Extracted records:

▼▼▼

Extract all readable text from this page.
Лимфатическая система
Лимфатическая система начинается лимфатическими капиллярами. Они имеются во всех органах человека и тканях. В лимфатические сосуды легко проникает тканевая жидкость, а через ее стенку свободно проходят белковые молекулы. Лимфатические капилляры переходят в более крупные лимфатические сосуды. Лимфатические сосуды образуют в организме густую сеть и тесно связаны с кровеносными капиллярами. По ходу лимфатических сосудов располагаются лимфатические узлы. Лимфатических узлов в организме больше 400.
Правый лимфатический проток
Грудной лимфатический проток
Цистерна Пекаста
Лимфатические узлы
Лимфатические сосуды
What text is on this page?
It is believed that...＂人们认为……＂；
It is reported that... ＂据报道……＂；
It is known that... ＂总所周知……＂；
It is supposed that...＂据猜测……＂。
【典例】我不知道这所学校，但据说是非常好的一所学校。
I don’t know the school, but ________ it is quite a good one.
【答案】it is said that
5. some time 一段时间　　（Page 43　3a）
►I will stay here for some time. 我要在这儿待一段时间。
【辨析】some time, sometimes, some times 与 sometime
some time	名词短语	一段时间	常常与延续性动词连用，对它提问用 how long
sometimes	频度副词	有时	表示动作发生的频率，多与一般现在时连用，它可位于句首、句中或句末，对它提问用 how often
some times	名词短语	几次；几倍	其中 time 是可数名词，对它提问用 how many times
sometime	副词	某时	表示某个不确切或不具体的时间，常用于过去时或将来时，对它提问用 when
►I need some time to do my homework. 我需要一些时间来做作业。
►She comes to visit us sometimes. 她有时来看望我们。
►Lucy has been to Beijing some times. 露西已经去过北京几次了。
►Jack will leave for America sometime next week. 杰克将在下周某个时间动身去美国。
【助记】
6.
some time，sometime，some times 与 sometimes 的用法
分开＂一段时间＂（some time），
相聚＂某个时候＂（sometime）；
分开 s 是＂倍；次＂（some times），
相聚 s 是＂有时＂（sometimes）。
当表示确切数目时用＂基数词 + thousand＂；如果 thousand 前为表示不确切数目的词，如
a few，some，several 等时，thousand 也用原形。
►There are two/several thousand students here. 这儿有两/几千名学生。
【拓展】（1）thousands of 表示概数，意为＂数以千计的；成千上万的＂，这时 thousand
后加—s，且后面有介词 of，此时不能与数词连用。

▲▲▲

* [Set exercise]: Collect each line holding the string "several".

* [Solution for this exercise]:
a few，some，several 等时，thousand 也用原形。
►There are two/several thousand students here. 这儿有两/几千名学生。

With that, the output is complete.